Structured figure records

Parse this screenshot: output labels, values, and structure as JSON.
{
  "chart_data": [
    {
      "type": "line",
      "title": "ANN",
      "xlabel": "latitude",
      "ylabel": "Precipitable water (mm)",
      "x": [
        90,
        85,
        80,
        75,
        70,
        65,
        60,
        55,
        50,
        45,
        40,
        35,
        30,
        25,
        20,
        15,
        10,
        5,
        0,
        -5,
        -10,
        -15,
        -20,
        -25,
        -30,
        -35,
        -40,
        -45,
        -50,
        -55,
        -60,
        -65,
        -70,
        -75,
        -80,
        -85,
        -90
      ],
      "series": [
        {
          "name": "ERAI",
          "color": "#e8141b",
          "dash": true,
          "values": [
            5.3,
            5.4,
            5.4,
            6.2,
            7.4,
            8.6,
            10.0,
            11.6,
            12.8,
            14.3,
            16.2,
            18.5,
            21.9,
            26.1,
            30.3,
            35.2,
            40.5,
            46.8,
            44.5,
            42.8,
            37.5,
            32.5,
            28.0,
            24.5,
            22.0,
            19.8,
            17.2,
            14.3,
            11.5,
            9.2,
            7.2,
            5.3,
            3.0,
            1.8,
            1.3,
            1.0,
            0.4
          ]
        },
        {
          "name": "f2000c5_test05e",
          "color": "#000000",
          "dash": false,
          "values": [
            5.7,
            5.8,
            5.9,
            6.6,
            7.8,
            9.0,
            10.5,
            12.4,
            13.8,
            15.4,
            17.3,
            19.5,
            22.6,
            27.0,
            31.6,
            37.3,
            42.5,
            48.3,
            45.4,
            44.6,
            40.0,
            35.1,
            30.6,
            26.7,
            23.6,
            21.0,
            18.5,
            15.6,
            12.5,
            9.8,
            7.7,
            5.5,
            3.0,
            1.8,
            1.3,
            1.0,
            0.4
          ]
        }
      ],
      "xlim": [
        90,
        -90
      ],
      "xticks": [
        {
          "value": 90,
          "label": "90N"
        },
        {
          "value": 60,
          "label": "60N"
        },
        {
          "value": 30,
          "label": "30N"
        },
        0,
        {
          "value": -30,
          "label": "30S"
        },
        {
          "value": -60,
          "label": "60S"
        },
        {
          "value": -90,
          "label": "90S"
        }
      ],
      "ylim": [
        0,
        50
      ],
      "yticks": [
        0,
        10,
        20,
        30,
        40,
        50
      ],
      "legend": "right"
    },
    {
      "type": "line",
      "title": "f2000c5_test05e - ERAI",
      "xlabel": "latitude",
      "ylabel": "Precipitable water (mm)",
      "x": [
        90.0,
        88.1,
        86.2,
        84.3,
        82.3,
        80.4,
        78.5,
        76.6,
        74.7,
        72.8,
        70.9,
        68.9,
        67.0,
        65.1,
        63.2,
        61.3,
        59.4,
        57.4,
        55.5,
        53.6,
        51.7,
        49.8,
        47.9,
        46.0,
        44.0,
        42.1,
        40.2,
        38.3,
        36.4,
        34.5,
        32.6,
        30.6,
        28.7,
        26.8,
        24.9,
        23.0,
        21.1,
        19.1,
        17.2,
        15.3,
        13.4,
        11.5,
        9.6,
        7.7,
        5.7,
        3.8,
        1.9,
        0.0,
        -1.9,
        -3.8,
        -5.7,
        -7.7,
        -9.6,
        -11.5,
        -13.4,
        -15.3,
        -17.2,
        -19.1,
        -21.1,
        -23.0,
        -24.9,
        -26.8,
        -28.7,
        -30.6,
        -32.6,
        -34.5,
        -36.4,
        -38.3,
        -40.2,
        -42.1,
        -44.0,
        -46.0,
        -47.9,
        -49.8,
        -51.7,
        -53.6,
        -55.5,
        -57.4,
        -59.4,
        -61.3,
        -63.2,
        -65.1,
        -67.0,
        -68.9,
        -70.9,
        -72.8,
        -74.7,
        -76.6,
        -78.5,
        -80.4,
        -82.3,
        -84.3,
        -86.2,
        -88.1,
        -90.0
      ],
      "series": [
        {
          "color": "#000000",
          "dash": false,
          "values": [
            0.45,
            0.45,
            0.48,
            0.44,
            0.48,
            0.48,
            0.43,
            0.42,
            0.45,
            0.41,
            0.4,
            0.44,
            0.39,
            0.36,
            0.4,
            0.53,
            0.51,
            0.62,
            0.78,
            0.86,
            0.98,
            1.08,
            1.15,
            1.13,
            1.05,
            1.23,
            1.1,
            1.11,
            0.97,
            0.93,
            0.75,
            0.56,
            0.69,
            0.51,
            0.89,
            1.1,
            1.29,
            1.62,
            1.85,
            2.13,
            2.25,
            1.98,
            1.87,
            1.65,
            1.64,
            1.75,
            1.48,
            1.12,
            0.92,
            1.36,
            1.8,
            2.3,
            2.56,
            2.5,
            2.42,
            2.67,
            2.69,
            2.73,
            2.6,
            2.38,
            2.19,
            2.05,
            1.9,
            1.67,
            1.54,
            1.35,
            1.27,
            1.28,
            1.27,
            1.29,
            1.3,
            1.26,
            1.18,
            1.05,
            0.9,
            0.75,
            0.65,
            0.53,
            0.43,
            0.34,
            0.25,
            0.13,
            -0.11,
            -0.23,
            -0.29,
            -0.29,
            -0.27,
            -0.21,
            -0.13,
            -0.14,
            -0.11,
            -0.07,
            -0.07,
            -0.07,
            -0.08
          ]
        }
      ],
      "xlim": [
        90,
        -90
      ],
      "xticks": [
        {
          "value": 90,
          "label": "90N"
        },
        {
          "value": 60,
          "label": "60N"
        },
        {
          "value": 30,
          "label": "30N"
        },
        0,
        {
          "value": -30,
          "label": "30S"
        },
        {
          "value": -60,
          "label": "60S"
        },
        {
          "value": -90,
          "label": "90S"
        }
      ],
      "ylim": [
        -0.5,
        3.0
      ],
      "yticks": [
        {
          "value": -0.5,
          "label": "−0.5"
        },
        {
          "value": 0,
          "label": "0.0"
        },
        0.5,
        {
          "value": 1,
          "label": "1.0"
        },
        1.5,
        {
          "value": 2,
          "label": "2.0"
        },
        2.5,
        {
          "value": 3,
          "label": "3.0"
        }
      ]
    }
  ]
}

> **REQUIREMENT**
Write out all the data again, exactly as it appears.

> **ANSWER TO THE TASK**
Parse this screenshot: output labels, values, and structure as JSON.
{
  "chart_data": [
    {
      "type": "line",
      "title": "ANN",
      "xlabel": "latitude",
      "ylabel": "Precipitable water (mm)",
      "x": [
        90,
        85,
        80,
        75,
        70,
        65,
        60,
        55,
        50,
        45,
        40,
        35,
        30,
        25,
        20,
        15,
        10,
        5,
        0,
        -5,
        -10,
        -15,
        -20,
        -25,
        -30,
        -35,
        -40,
        -45,
        -50,
        -55,
        -60,
        -65,
        -70,
        -75,
        -80,
        -85,
        -90
      ],
      "series": [
        {
          "name": "ERAI",
          "color": "#e8141b",
          "dash": true,
          "values": [
            5.3,
            5.4,
            5.4,
            6.2,
            7.4,
            8.6,
            10.0,
            11.6,
            12.8,
            14.3,
            16.2,
            18.5,
            21.9,
            26.1,
            30.3,
            35.2,
            40.5,
            46.8,
            44.5,
            42.8,
            37.5,
            32.5,
            28.0,
            24.5,
            22.0,
            19.8,
            17.2,
            14.3,
            11.5,
            9.2,
            7.2,
            5.3,
            3.0,
            1.8,
            1.3,
            1.0,
            0.4
          ]
        },
        {
          "name": "f2000c5_test05e",
          "color": "#000000",
          "dash": false,
          "values": [
            5.7,
            5.8,
            5.9,
            6.6,
            7.8,
            9.0,
            10.5,
            12.4,
            13.8,
            15.4,
            17.3,
            19.5,
            22.6,
            27.0,
            31.6,
            37.3,
            42.5,
            48.3,
            45.4,
            44.6,
            40.0,
            35.1,
            30.6,
            26.7,
            23.6,
            21.0,
            18.5,
            15.6,
            12.5,
            9.8,
            7.7,
            5.5,
            3.0,
            1.8,
            1.3,
            1.0,
            0.4
          ]
        }
      ],
      "xlim": [
        90,
        -90
      ],
      "xticks": [
        {
          "value": 90,
          "label": "90N"
        },
        {
          "value": 60,
          "label": "60N"
        },
        {
          "value": 30,
          "label": "30N"
        },
        0,
        {
          "value": -30,
          "label": "30S"
        },
        {
          "value": -60,
          "label": "60S"
        },
        {
          "value": -90,
          "label": "90S"
        }
      ],
      "ylim": [
        0,
        50
      ],
      "yticks": [
        0,
        10,
        20,
        30,
        40,
        50
      ],
      "legend": "right"
    },
    {
      "type": "line",
      "title": "f2000c5_test05e - ERAI",
      "xlabel": "latitude",
      "ylabel": "Precipitable water (mm)",
      "x": [
        90.0,
        88.1,
        86.2,
        84.3,
        82.3,
        80.4,
        78.5,
        76.6,
        74.7,
        72.8,
        70.9,
        68.9,
        67.0,
        65.1,
        63.2,
        61.3,
        59.4,
        57.4,
        55.5,
        53.6,
        51.7,
        49.8,
        47.9,
        46.0,
        44.0,
        42.1,
        40.2,
        38.3,
        36.4,
        34.5,
        32.6,
        30.6,
        28.7,
        26.8,
        24.9,
        23.0,
        21.1,
        19.1,
        17.2,
        15.3,
        13.4,
        11.5,
        9.6,
        7.7,
        5.7,
        3.8,
        1.9,
        0.0,
        -1.9,
        -3.8,
        -5.7,
        -7.7,
        -9.6,
        -11.5,
        -13.4,
        -15.3,
        -17.2,
        -19.1,
        -21.1,
        -23.0,
        -24.9,
        -26.8,
        -28.7,
        -30.6,
        -32.6,
        -34.5,
        -36.4,
        -38.3,
        -40.2,
        -42.1,
        -44.0,
        -46.0,
        -47.9,
        -49.8,
        -51.7,
        -53.6,
        -55.5,
        -57.4,
        -59.4,
        -61.3,
        -63.2,
        -65.1,
        -67.0,
        -68.9,
        -70.9,
        -72.8,
        -74.7,
        -76.6,
        -78.5,
        -80.4,
        -82.3,
        -84.3,
        -86.2,
        -88.1,
        -90.0
      ],
      "series": [
        {
          "color": "#000000",
          "dash": false,
          "values": [
            0.45,
            0.45,
            0.48,
            0.44,
            0.48,
            0.48,
            0.43,
            0.42,
            0.45,
            0.41,
            0.4,
            0.44,
            0.39,
            0.36,
            0.4,
            0.53,
            0.51,
            0.62,
            0.78,
            0.86,
            0.98,
            1.08,
            1.15,
            1.13,
            1.05,
            1.23,
            1.1,
            1.11,
            0.97,
            0.93,
            0.75,
            0.56,
            0.69,
            0.51,
            0.89,
            1.1,
            1.29,
            1.62,
            1.85,
            2.13,
            2.25,
            1.98,
            1.87,
            1.65,
            1.64,
            1.75,
            1.48,
            1.12,
            0.92,
            1.36,
            1.8,
            2.3,
            2.56,
            2.5,
            2.42,
            2.67,
            2.69,
            2.73,
            2.6,
            2.38,
            2.19,
            2.05,
            1.9,
            1.67,
            1.54,
            1.35,
            1.27,
            1.28,
            1.27,
            1.29,
            1.3,
            1.26,
            1.18,
            1.05,
            0.9,
            0.75,
            0.65,
            0.53,
            0.43,
            0.34,
            0.25,
            0.13,
            -0.11,
            -0.23,
            -0.29,
            -0.29,
            -0.27,
            -0.21,
            -0.13,
            -0.14,
            -0.11,
            -0.07,
            -0.07,
            -0.07,
            -0.08
          ]
        }
      ],
      "xlim": [
        90,
        -90
      ],
      "xticks": [
        {
          "value": 90,
          "label": "90N"
        },
        {
          "value": 60,
          "label": "60N"
        },
        {
          "value": 30,
          "label": "30N"
        },
        0,
        {
          "value": -30,
          "label": "30S"
        },
        {
          "value": -60,
          "label": "60S"
        },
        {
          "value": -90,
          "label": "90S"
        }
      ],
      "ylim": [
        -0.5,
        3.0
      ],
      "yticks": [
        {
          "value": -0.5,
          "label": "−0.5"
        },
        {
          "value": 0,
          "label": "0.0"
        },
        0.5,
        {
          "value": 1,
          "label": "1.0"
        },
        1.5,
        {
          "value": 2,
          "label": "2.0"
        },
        2.5,
        {
          "value": 3,
          "label": "3.0"
        }
      ]
    }
  ]
}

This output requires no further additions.